§ **What is asked**: Your task is to output the data exactly as it stands.

** START Data for the task **

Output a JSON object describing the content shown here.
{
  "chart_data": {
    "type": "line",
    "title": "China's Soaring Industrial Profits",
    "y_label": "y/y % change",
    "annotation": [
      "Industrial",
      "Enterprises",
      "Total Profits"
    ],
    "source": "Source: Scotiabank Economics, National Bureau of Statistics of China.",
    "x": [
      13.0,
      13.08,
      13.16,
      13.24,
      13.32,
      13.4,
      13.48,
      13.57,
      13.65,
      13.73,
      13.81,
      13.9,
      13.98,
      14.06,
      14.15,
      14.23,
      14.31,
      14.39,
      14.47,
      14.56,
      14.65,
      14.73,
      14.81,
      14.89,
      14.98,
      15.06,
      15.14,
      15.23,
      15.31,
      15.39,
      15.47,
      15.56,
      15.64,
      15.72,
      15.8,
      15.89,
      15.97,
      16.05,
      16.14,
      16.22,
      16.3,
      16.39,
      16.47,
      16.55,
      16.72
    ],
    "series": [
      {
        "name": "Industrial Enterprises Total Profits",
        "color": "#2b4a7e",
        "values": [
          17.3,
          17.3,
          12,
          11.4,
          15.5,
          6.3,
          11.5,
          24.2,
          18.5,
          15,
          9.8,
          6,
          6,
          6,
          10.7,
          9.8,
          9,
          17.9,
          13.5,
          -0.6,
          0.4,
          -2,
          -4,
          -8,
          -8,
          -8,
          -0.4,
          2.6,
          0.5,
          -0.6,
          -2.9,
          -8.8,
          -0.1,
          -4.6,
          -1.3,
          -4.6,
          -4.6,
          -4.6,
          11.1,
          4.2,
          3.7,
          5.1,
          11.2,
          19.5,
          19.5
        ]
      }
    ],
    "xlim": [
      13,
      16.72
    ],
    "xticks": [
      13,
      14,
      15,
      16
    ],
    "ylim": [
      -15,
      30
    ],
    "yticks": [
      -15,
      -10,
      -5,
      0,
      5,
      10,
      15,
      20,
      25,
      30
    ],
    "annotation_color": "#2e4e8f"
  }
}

** END Data for the task **

§ **Task solution**:
Output a JSON object describing the content shown here.
{
  "chart_data": {
    "type": "line",
    "title": "China's Soaring Industrial Profits",
    "y_label": "y/y % change",
    "annotation": [
      "Industrial",
      "Enterprises",
      "Total Profits"
    ],
    "source": "Source: Scotiabank Economics, National Bureau of Statistics of China.",
    "x": [
      13.0,
      13.08,
      13.16,
      13.24,
      13.32,
      13.4,
      13.48,
      13.57,
      13.65,
      13.73,
      13.81,
      13.9,
      13.98,
      14.06,
      14.15,
      14.23,
      14.31,
      14.39,
      14.47,
      14.56,
      14.65,
      14.73,
      14.81,
      14.89,
      14.98,
      15.06,
      15.14,
      15.23,
      15.31,
      15.39,
      15.47,
      15.56,
      15.64,
      15.72,
      15.8,
      15.89,
      15.97,
      16.05,
      16.14,
      16.22,
      16.3,
      16.39,
      16.47,
      16.55,
      16.72
    ],
    "series": [
      {
        "name": "Industrial Enterprises Total Profits",
        "color": "#2b4a7e",
        "values": [
          17.3,
          17.3,
          12,
          11.4,
          15.5,
          6.3,
          11.5,
          24.2,
          18.5,
          15,
          9.8,
          6,
          6,
          6,
          10.7,
          9.8,
          9,
          17.9,
          13.5,
          -0.6,
          0.4,
          -2,
          -4,
          -8,
          -8,
          -8,
          -0.4,
          2.6,
          0.5,
          -0.6,
          -2.9,
          -8.8,
          -0.1,
          -4.6,
          -1.3,
          -4.6,
          -4.6,
          -4.6,
          11.1,
          4.2,
          3.7,
          5.1,
          11.2,
          19.5,
          19.5
        ]
      }
    ],
    "xlim": [
      13,
      16.72
    ],
    "xticks": [
      13,
      14,
      15,
      16
    ],
    "ylim": [
      -15,
      30
    ],
    "yticks": [
      -15,
      -10,
      -5,
      0,
      5,
      10,
      15,
      20,
      25,
      30
    ],
    "annotation_color": "#2e4e8f"
  }
}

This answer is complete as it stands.